*Information provided*:
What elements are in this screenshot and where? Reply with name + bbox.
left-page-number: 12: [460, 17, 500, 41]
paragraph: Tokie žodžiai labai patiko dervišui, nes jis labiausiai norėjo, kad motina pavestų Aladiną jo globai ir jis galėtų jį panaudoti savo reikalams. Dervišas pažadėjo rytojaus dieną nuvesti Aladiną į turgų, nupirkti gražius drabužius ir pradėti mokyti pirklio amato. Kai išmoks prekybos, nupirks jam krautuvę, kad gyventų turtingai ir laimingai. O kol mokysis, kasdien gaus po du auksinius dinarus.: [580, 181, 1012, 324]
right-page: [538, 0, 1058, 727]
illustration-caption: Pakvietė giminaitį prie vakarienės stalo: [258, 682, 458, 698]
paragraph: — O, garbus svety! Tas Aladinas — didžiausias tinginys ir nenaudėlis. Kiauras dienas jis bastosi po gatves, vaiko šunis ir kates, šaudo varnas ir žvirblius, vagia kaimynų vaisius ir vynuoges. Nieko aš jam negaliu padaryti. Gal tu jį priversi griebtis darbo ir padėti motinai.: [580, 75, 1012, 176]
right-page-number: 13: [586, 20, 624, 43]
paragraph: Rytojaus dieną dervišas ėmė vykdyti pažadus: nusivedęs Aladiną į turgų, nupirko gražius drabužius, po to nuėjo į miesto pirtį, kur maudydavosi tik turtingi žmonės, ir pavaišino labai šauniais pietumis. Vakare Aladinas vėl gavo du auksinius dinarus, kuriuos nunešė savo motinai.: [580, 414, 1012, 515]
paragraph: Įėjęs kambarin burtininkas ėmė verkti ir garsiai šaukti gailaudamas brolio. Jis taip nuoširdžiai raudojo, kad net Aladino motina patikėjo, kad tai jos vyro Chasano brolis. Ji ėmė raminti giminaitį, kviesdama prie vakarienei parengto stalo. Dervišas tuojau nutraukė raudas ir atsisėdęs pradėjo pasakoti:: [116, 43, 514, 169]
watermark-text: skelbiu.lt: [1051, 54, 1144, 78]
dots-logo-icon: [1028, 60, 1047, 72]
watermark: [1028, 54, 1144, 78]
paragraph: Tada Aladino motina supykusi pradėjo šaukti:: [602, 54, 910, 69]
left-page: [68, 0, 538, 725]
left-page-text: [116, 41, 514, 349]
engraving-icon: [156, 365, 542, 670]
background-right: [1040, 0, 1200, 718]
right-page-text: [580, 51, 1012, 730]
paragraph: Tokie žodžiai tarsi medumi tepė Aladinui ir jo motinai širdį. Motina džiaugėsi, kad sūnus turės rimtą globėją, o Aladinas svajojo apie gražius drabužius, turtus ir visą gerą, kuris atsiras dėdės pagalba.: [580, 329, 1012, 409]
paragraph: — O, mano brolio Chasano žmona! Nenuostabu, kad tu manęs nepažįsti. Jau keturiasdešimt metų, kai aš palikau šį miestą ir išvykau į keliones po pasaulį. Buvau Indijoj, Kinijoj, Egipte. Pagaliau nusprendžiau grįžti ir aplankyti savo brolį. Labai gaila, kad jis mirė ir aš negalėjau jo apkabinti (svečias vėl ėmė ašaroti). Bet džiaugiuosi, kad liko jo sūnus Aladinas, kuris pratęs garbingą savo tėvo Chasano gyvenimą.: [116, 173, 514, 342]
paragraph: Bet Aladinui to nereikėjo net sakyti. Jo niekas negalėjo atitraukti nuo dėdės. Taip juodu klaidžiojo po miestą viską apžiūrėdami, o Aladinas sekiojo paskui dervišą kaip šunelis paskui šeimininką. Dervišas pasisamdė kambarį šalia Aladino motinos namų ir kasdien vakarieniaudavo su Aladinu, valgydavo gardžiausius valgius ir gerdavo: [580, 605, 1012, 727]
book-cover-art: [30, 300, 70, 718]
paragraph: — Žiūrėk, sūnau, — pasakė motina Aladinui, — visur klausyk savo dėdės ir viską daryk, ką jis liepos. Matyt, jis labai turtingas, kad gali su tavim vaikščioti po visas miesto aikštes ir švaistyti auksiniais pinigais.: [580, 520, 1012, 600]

*Objective*: Reproduce all of the entries above, swapping "paragraph" for "text-block" wherever it occurs and leaving every other part unchanged.

*Reply to the exercise*:
What elements are in this screenshot and where? Reply with name + bbox.
left-page-number: 12: [460, 17, 500, 41]
text-block: Tokie žodžiai labai patiko dervišui, nes jis labiausiai norėjo, kad motina pavestų Aladiną jo globai ir jis galėtų jį panaudoti savo reikalams. Dervišas pažadėjo rytojaus dieną nuvesti Aladiną į turgų, nupirkti gražius drabužius ir pradėti mokyti pirklio amato. Kai išmoks prekybos, nupirks jam krautuvę, kad gyventų turtingai ir laimingai. O kol mokysis, kasdien gaus po du auksinius dinarus.: [580, 181, 1012, 324]
right-page: [538, 0, 1058, 727]
illustration-caption: Pakvietė giminaitį prie vakarienės stalo: [258, 682, 458, 698]
text-block: — O, garbus svety! Tas Aladinas — didžiausias tinginys ir nenaudėlis. Kiauras dienas jis bastosi po gatves, vaiko šunis ir kates, šaudo varnas ir žvirblius, vagia kaimynų vaisius ir vynuoges. Nieko aš jam negaliu padaryti. Gal tu jį priversi griebtis darbo ir padėti motinai.: [580, 75, 1012, 176]
right-page-number: 13: [586, 20, 624, 43]
text-block: Rytojaus dieną dervišas ėmė vykdyti pažadus: nusivedęs Aladiną į turgų, nupirko gražius drabužius, po to nuėjo į miesto pirtį, kur maudydavosi tik turtingi žmonės, ir pavaišino labai šauniais pietumis. Vakare Aladinas vėl gavo du auksinius dinarus, kuriuos nunešė savo motinai.: [580, 414, 1012, 515]
text-block: Įėjęs kambarin burtininkas ėmė verkti ir garsiai šaukti gailaudamas brolio. Jis taip nuoširdžiai raudojo, kad net Aladino motina patikėjo, kad tai jos vyro Chasano brolis. Ji ėmė raminti giminaitį, kviesdama prie vakarienei parengto stalo. Dervišas tuojau nutraukė raudas ir atsisėdęs pradėjo pasakoti:: [116, 43, 514, 169]
watermark-text: skelbiu.lt: [1051, 54, 1144, 78]
dots-logo-icon: [1028, 60, 1047, 72]
watermark: [1028, 54, 1144, 78]
text-block: Tada Aladino motina supykusi pradėjo šaukti:: [602, 54, 910, 69]
left-page: [68, 0, 538, 725]
left-page-text: [116, 41, 514, 349]
engraving-icon: [156, 365, 542, 670]
background-right: [1040, 0, 1200, 718]
right-page-text: [580, 51, 1012, 730]
text-block: Tokie žodžiai tarsi medumi tepė Aladinui ir jo motinai širdį. Motina džiaugėsi, kad sūnus turės rimtą globėją, o Aladinas svajojo apie gražius drabužius, turtus ir visą gerą, kuris atsiras dėdės pagalba.: [580, 329, 1012, 409]
text-block: — O, mano brolio Chasano žmona! Nenuostabu, kad tu manęs nepažįsti. Jau keturiasdešimt metų, kai aš palikau šį miestą ir išvykau į keliones po pasaulį. Buvau Indijoj, Kinijoj, Egipte. Pagaliau nusprendžiau grįžti ir aplankyti savo brolį. Labai gaila, kad jis mirė ir aš negalėjau jo apkabinti (svečias vėl ėmė ašaroti). Bet džiaugiuosi, kad liko jo sūnus Aladinas, kuris pratęs garbingą savo tėvo Chasano gyvenimą.: [116, 173, 514, 342]
text-block: Bet Aladinui to nereikėjo net sakyti. Jo niekas negalėjo atitraukti nuo dėdės. Taip juodu klaidžiojo po miestą viską apžiūrėdami, o Aladinas sekiojo paskui dervišą kaip šunelis paskui šeimininką. Dervišas pasisamdė kambarį šalia Aladino motinos namų ir kasdien vakarieniaudavo su Aladinu, valgydavo gardžiausius valgius ir gerdavo: [580, 605, 1012, 727]
book-cover-art: [30, 300, 70, 718]
text-block: — Žiūrėk, sūnau, — pasakė motina Aladinui, — visur klausyk savo dėdės ir viską daryk, ką jis liepos. Matyt, jis labai turtingas, kad gali su tavim vaikščioti po visas miesto aikštes ir švaistyti auksiniais pinigais.: [580, 520, 1012, 600]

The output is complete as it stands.